▸ **Stated task**
Gather, from the listing beneath this task, every line holding the string "подсобное".
-- Start of Input for this task --
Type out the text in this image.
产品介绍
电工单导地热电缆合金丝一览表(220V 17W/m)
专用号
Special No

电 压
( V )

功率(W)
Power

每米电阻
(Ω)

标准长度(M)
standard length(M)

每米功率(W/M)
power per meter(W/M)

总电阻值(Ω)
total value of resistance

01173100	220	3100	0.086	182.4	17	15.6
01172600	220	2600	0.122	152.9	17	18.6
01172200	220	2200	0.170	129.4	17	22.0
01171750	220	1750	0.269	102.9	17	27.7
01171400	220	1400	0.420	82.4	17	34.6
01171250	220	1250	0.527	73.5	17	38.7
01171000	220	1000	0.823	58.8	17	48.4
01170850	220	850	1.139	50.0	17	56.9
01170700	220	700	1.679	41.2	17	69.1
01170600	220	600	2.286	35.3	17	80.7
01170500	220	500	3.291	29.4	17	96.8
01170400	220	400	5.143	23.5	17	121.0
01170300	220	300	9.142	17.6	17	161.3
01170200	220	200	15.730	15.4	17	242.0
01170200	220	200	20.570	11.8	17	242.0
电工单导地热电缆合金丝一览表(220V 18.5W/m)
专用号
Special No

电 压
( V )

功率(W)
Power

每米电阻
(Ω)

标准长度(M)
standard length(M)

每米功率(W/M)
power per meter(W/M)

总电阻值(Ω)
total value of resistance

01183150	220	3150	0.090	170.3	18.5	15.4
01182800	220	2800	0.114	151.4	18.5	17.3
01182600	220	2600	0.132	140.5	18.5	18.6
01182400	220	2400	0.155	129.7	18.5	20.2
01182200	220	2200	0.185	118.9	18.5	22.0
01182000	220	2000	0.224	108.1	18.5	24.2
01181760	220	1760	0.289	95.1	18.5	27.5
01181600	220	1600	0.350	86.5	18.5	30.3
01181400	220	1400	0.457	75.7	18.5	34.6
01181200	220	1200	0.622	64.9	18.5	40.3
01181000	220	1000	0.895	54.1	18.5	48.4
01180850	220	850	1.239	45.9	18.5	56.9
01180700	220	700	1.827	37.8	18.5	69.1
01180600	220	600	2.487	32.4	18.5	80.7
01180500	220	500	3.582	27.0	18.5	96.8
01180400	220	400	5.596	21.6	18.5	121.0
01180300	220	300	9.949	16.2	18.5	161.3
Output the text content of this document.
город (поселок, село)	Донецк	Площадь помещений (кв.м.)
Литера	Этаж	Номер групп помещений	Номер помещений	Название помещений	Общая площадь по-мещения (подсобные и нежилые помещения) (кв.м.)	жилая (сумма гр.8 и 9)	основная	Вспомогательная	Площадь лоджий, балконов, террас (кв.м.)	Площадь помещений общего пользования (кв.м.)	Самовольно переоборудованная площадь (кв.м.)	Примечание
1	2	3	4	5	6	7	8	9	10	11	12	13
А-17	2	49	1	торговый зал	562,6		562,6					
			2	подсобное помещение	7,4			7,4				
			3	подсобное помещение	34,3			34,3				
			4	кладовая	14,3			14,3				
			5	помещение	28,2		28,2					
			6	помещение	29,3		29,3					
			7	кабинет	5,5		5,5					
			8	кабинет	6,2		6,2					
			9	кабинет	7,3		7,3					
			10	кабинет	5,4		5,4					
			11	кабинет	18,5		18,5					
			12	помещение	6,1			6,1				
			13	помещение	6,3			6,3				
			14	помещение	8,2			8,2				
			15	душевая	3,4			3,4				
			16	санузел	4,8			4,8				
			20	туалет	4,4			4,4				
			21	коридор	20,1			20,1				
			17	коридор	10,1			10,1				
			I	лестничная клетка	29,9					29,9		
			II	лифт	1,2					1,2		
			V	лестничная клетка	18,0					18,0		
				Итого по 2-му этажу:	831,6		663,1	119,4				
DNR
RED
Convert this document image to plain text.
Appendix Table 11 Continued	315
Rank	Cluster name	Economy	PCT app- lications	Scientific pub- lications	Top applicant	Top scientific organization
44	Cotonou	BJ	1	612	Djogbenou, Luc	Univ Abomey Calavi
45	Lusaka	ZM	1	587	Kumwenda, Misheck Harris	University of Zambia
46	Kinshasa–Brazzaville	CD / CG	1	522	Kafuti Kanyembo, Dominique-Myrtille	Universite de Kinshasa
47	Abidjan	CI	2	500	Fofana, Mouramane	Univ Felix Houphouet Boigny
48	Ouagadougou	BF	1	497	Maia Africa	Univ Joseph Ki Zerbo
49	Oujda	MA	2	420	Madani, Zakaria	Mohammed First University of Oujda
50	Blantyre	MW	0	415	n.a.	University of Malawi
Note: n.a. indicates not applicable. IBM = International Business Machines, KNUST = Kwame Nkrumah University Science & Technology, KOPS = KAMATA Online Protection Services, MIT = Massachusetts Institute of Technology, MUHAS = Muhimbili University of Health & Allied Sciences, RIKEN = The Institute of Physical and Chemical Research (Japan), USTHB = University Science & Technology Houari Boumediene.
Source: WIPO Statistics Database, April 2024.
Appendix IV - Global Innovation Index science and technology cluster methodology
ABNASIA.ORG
-- End of Input for this task --
▸ **Problem solution**
			2	подсобное помещение	7,4			7,4				
			3	подсобное помещение	34,3			34,3				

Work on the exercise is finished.